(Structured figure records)
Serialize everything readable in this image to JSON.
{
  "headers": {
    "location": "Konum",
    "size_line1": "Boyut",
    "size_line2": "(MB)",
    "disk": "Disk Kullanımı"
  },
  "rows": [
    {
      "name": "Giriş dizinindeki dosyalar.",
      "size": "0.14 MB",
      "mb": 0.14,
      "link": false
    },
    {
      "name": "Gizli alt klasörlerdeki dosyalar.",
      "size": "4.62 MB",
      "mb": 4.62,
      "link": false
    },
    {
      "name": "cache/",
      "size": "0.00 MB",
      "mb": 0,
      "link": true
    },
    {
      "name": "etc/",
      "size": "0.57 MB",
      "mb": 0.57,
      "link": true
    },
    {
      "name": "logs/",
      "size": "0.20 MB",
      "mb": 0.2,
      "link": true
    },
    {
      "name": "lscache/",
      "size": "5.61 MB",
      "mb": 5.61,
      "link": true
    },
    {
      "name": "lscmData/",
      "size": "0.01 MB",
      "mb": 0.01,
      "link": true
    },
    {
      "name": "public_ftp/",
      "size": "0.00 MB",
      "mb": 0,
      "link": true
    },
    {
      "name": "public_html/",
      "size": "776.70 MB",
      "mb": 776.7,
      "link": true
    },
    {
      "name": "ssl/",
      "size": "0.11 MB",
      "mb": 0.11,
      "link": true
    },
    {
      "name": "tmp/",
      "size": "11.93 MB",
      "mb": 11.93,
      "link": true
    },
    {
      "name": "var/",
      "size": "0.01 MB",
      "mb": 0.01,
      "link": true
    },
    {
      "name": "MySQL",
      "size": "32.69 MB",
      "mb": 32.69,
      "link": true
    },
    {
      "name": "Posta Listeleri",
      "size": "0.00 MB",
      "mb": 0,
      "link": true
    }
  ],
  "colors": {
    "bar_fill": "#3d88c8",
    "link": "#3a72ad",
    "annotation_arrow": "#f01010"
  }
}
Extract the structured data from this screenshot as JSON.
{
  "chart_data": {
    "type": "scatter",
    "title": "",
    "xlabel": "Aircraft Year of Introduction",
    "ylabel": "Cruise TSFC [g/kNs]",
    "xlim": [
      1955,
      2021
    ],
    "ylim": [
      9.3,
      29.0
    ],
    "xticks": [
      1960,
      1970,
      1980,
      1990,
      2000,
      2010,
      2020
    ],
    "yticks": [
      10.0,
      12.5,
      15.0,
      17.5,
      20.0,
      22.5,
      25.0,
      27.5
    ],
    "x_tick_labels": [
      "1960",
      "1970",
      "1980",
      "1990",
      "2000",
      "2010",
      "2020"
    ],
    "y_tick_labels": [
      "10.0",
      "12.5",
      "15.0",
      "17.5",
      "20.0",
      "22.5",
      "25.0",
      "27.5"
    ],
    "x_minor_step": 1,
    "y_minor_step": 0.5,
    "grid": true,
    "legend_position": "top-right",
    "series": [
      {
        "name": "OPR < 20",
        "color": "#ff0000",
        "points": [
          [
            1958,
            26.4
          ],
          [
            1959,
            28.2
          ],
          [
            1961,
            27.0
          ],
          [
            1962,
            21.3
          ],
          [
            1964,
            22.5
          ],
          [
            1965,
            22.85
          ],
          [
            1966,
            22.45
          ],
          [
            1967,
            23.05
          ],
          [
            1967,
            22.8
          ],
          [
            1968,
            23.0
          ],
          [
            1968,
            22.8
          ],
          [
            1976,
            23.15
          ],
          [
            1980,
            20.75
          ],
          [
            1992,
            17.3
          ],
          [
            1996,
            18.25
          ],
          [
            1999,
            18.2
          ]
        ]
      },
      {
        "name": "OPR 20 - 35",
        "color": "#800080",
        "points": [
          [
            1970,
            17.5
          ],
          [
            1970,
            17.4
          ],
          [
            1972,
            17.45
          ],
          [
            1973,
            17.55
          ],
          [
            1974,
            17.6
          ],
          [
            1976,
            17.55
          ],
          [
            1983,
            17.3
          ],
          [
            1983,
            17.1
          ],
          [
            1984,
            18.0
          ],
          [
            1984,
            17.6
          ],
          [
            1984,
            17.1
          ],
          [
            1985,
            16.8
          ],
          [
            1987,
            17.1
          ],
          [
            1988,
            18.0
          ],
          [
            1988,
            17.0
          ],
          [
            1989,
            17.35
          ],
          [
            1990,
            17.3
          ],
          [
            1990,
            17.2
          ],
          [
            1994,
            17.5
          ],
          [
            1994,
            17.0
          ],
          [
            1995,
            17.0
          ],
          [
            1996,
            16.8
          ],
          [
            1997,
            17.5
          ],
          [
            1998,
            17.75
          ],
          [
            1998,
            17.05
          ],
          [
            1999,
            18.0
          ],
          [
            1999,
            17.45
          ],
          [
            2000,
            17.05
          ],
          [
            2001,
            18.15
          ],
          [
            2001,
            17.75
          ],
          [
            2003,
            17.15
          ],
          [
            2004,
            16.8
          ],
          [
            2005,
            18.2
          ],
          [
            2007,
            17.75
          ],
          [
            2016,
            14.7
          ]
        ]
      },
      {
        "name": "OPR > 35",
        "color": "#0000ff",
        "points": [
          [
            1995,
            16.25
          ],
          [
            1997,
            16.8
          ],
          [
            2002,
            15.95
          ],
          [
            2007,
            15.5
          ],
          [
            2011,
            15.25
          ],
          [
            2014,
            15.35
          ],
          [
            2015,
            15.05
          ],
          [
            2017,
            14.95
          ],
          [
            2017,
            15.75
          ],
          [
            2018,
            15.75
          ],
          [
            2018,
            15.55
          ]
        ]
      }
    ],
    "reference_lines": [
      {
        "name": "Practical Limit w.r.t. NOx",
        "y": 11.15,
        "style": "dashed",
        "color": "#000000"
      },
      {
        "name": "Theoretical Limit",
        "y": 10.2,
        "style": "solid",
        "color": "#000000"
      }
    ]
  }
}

__What to do__: State the number of lines in the data that include the string "this", and add nothing else.

__Written answer__: 2